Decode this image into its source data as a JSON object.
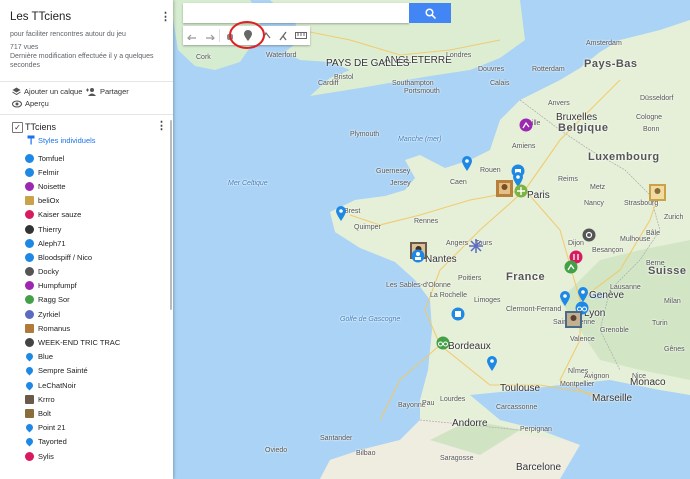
{
  "panel": {
    "title": "Les TTciens",
    "subtitle": "pour faciliter rencontres autour du jeu",
    "views": "717 vues",
    "modified": "Dernière modification effectuée il y a quelques secondes",
    "add_layer": "Ajouter un calque",
    "share": "Partager",
    "preview": "Aperçu",
    "layer_name": "TTciens",
    "styles_label": "Styles individuels"
  },
  "layer_items": [
    {
      "label": "Tomfuel",
      "icon": "person-icon",
      "color": "#1e88e5",
      "shape": "circle"
    },
    {
      "label": "Felmir",
      "icon": "rocket-icon",
      "color": "#1e88e5",
      "shape": "circle"
    },
    {
      "label": "Noisette",
      "icon": "climbing-icon",
      "color": "#9c27b0",
      "shape": "circle"
    },
    {
      "label": "beliOx",
      "icon": "avatar-icon",
      "color": "#c9a24a",
      "shape": "img"
    },
    {
      "label": "Kaiser sauze",
      "icon": "pitchfork-icon",
      "color": "#d81b60",
      "shape": "circle"
    },
    {
      "label": "Thierry",
      "icon": "ladder-icon",
      "color": "#333333",
      "shape": "circle"
    },
    {
      "label": "Aleph71",
      "icon": "person-icon",
      "color": "#1e88e5",
      "shape": "circle"
    },
    {
      "label": "Bloodspiff / Nico",
      "icon": "dots-icon",
      "color": "#1e88e5",
      "shape": "circle"
    },
    {
      "label": "Docky",
      "icon": "peace-icon",
      "color": "#555555",
      "shape": "circle"
    },
    {
      "label": "Humpfumpf",
      "icon": "pitchfork-icon",
      "color": "#9c27b0",
      "shape": "circle"
    },
    {
      "label": "Ragg Sor",
      "icon": "climbing-icon",
      "color": "#43a047",
      "shape": "circle"
    },
    {
      "label": "Zyrkiel",
      "icon": "snowflake-icon",
      "color": "#5c6bc0",
      "shape": "circle"
    },
    {
      "label": "Romanus",
      "icon": "avatar-icon",
      "color": "#b07a3c",
      "shape": "img"
    },
    {
      "label": "WEEK-END TRIC TRAC",
      "icon": "settings-icon",
      "color": "#444444",
      "shape": "circle"
    },
    {
      "label": "Blue",
      "icon": "pin-icon",
      "color": "#1e88e5",
      "shape": "pin"
    },
    {
      "label": "Sempre Sainté",
      "icon": "pin-icon",
      "color": "#1e88e5",
      "shape": "pin"
    },
    {
      "label": "LeChatNoir",
      "icon": "pin-icon",
      "color": "#1e88e5",
      "shape": "pin"
    },
    {
      "label": "Krrro",
      "icon": "avatar-icon",
      "color": "#6b5a4a",
      "shape": "img"
    },
    {
      "label": "Bolt",
      "icon": "avatar-icon",
      "color": "#8a6d3b",
      "shape": "img"
    },
    {
      "label": "Point 21",
      "icon": "pin-icon",
      "color": "#1e88e5",
      "shape": "pin"
    },
    {
      "label": "Tayorted",
      "icon": "pin-icon",
      "color": "#1e88e5",
      "shape": "pin"
    },
    {
      "label": "Sylis",
      "icon": "pitchfork-icon",
      "color": "#d81b60",
      "shape": "circle"
    }
  ],
  "map_labels": {
    "countries": [
      "Pays-Bas",
      "Belgique",
      "Luxembourg",
      "France",
      "Suisse",
      "Monaco",
      "Andorre",
      "ANGLETERRE",
      "PAYS DE GALLES"
    ],
    "cities": [
      "Rotterdam",
      "Amsterdam",
      "Anvers",
      "Bruxelles",
      "Düsseldorf",
      "Cologne",
      "Bonn",
      "Strasbourg",
      "Genève",
      "Lyon",
      "Grenoble",
      "Clermont-Ferrand",
      "Bordeaux",
      "Toulouse",
      "Montpellier",
      "Marseille",
      "Nice",
      "Nantes",
      "Angers",
      "Tours",
      "Rennes",
      "Brest",
      "Quimper",
      "Caen",
      "Rouen",
      "Amiens",
      "Lille",
      "Reims",
      "Paris",
      "Dijon",
      "Limoges",
      "Poitiers",
      "La Rochelle",
      "Les Sables-d'Olonne",
      "Bayonne",
      "Pau",
      "Bilbao",
      "Saragosse",
      "Barcelone",
      "Oviedo",
      "Santander",
      "Lourdes",
      "Carcassonne",
      "Perpignan",
      "Nîmes",
      "Avignon",
      "Turin",
      "Milan",
      "Gênes",
      "Bristol",
      "Cardiff",
      "Plymouth",
      "Portsmouth",
      "Southampton",
      "Londres",
      "Douvres",
      "Guernesey",
      "Jersey",
      "Cork",
      "Waterford",
      "Calais",
      "Metz",
      "Nancy",
      "Besançon",
      "Mulhouse",
      "Bâle",
      "Zurich",
      "Berne",
      "Lausanne",
      "Saint-Étienne",
      "Valence",
      "Nice"
    ],
    "seas": [
      "Mer Celtique",
      "Manche (mer)",
      "Golfe de Gascogne"
    ]
  },
  "search": {
    "placeholder": ""
  }
}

TASK OBJECTIVE> Omit every picture, then repeat the remaining data exactly as it appears above.

SOLUTION TO THIS EXERCISE>
Decode this image into its source data as a JSON object.
{
  "panel": {
    "title": "Les TTciens",
    "subtitle": "pour faciliter rencontres autour du jeu",
    "views": "717 vues",
    "modified": "Dernière modification effectuée il y a quelques secondes",
    "add_layer": "Ajouter un calque",
    "share": "Partager",
    "preview": "Aperçu",
    "layer_name": "TTciens",
    "styles_label": "Styles individuels"
  },
  "layer_items": [
    {
      "label": "Tomfuel",
      "icon": "person-icon",
      "color": "#1e88e5",
      "shape": "circle"
    },
    {
      "label": "Felmir",
      "icon": "rocket-icon",
      "color": "#1e88e5",
      "shape": "circle"
    },
    {
      "label": "Noisette",
      "icon": "climbing-icon",
      "color": "#9c27b0",
      "shape": "circle"
    },
    {
      "label": "beliOx",
      "icon": "avatar-icon",
      "color": "#c9a24a",
      "shape": "img"
    },
    {
      "label": "Kaiser sauze",
      "icon": "pitchfork-icon",
      "color": "#d81b60",
      "shape": "circle"
    },
    {
      "label": "Thierry",
      "icon": "ladder-icon",
      "color": "#333333",
      "shape": "circle"
    },
    {
      "label": "Aleph71",
      "icon": "person-icon",
      "color": "#1e88e5",
      "shape": "circle"
    },
    {
      "label": "Bloodspiff / Nico",
      "icon": "dots-icon",
      "color": "#1e88e5",
      "shape": "circle"
    },
    {
      "label": "Docky",
      "icon": "peace-icon",
      "color": "#555555",
      "shape": "circle"
    },
    {
      "label": "Humpfumpf",
      "icon": "pitchfork-icon",
      "color": "#9c27b0",
      "shape": "circle"
    },
    {
      "label": "Ragg Sor",
      "icon": "climbing-icon",
      "color": "#43a047",
      "shape": "circle"
    },
    {
      "label": "Zyrkiel",
      "icon": "snowflake-icon",
      "color": "#5c6bc0",
      "shape": "circle"
    },
    {
      "label": "Romanus",
      "icon": "avatar-icon",
      "color": "#b07a3c",
      "shape": "img"
    },
    {
      "label": "WEEK-END TRIC TRAC",
      "icon": "settings-icon",
      "color": "#444444",
      "shape": "circle"
    },
    {
      "label": "Blue",
      "icon": "pin-icon",
      "color": "#1e88e5",
      "shape": "pin"
    },
    {
      "label": "Sempre Sainté",
      "icon": "pin-icon",
      "color": "#1e88e5",
      "shape": "pin"
    },
    {
      "label": "LeChatNoir",
      "icon": "pin-icon",
      "color": "#1e88e5",
      "shape": "pin"
    },
    {
      "label": "Krrro",
      "icon": "avatar-icon",
      "color": "#6b5a4a",
      "shape": "img"
    },
    {
      "label": "Bolt",
      "icon": "avatar-icon",
      "color": "#8a6d3b",
      "shape": "img"
    },
    {
      "label": "Point 21",
      "icon": "pin-icon",
      "color": "#1e88e5",
      "shape": "pin"
    },
    {
      "label": "Tayorted",
      "icon": "pin-icon",
      "color": "#1e88e5",
      "shape": "pin"
    },
    {
      "label": "Sylis",
      "icon": "pitchfork-icon",
      "color": "#d81b60",
      "shape": "circle"
    }
  ],
  "map_labels": {
    "countries": [
      "Pays-Bas",
      "Belgique",
      "Luxembourg",
      "France",
      "Suisse",
      "Monaco",
      "Andorre",
      "ANGLETERRE",
      "PAYS DE GALLES"
    ],
    "cities": [
      "Rotterdam",
      "Amsterdam",
      "Anvers",
      "Bruxelles",
      "Düsseldorf",
      "Cologne",
      "Bonn",
      "Strasbourg",
      "Genève",
      "Lyon",
      "Grenoble",
      "Clermont-Ferrand",
      "Bordeaux",
      "Toulouse",
      "Montpellier",
      "Marseille",
      "Nice",
      "Nantes",
      "Angers",
      "Tours",
      "Rennes",
      "Brest",
      "Quimper",
      "Caen",
      "Rouen",
      "Amiens",
      "Lille",
      "Reims",
      "Paris",
      "Dijon",
      "Limoges",
      "Poitiers",
      "La Rochelle",
      "Les Sables-d'Olonne",
      "Bayonne",
      "Pau",
      "Bilbao",
      "Saragosse",
      "Barcelone",
      "Oviedo",
      "Santander",
      "Lourdes",
      "Carcassonne",
      "Perpignan",
      "Nîmes",
      "Avignon",
      "Turin",
      "Milan",
      "Gênes",
      "Bristol",
      "Cardiff",
      "Plymouth",
      "Portsmouth",
      "Southampton",
      "Londres",
      "Douvres",
      "Guernesey",
      "Jersey",
      "Cork",
      "Waterford",
      "Calais",
      "Metz",
      "Nancy",
      "Besançon",
      "Mulhouse",
      "Bâle",
      "Zurich",
      "Berne",
      "Lausanne",
      "Saint-Étienne",
      "Valence",
      "Nice"
    ],
    "seas": [
      "Mer Celtique",
      "Manche (mer)",
      "Golfe de Gascogne"
    ]
  },
  "search": {
    "placeholder": ""
  }
}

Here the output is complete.